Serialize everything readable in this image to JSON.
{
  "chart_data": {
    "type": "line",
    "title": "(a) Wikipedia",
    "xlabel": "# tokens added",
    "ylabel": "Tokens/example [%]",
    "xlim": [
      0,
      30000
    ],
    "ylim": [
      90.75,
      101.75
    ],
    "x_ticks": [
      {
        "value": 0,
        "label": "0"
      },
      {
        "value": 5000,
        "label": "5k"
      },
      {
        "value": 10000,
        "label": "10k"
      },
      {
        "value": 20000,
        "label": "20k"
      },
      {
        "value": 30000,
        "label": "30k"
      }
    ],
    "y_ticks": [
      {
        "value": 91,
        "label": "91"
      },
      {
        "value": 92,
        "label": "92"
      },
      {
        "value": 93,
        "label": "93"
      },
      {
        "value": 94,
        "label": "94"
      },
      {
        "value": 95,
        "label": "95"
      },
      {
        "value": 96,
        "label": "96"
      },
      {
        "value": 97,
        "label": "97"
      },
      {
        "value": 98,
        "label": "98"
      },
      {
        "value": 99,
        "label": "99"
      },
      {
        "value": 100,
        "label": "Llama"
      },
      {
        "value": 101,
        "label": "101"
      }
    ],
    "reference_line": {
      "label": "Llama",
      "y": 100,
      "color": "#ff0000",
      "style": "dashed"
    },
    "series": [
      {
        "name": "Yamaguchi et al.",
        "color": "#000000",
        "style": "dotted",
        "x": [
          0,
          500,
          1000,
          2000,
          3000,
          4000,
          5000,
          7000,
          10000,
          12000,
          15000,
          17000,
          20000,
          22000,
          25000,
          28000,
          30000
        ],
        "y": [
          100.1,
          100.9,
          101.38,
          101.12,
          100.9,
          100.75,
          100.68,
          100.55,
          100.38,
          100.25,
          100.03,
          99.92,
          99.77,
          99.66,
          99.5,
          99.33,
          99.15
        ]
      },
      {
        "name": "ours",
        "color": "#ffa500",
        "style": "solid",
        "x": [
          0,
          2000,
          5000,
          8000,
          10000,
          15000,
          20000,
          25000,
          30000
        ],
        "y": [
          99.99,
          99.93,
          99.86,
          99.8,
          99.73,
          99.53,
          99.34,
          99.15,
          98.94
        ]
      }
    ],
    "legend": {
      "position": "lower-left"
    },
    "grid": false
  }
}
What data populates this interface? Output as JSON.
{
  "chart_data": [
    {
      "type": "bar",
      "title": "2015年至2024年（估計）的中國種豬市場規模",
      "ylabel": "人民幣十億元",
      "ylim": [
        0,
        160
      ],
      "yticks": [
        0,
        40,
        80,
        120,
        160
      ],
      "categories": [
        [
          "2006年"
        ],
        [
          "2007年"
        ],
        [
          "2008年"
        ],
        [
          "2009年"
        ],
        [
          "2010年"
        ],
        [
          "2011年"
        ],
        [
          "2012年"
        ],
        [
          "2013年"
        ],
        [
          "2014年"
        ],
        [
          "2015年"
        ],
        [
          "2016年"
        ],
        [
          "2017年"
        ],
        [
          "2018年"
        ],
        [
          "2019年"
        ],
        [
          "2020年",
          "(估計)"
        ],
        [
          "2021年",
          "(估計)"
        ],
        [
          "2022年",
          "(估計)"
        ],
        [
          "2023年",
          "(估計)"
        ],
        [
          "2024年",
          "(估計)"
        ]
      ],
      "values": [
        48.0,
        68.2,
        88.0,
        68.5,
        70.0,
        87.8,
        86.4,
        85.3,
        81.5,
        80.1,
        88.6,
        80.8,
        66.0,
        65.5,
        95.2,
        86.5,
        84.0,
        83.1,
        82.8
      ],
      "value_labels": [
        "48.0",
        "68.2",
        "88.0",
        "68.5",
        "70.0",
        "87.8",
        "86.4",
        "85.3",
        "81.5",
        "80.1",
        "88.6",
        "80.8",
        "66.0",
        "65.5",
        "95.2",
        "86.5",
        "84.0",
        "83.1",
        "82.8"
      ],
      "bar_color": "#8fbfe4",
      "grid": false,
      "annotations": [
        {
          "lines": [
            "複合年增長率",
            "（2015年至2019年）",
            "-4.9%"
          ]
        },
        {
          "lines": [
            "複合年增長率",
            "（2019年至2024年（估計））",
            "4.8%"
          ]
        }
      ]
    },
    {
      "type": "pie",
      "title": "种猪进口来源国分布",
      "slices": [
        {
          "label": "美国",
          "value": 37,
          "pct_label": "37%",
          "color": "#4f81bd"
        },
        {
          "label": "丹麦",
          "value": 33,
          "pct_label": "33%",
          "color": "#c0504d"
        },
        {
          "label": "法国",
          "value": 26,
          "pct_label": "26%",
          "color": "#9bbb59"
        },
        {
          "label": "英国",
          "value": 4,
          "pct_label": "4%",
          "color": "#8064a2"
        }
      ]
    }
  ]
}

* * *

Exercise objective
Read through the entries and copy every line that includes "ylabel".

Response for this exercise
    "ylabel": "Tokens/example [%]",
      "ylabel": "人民幣十億元",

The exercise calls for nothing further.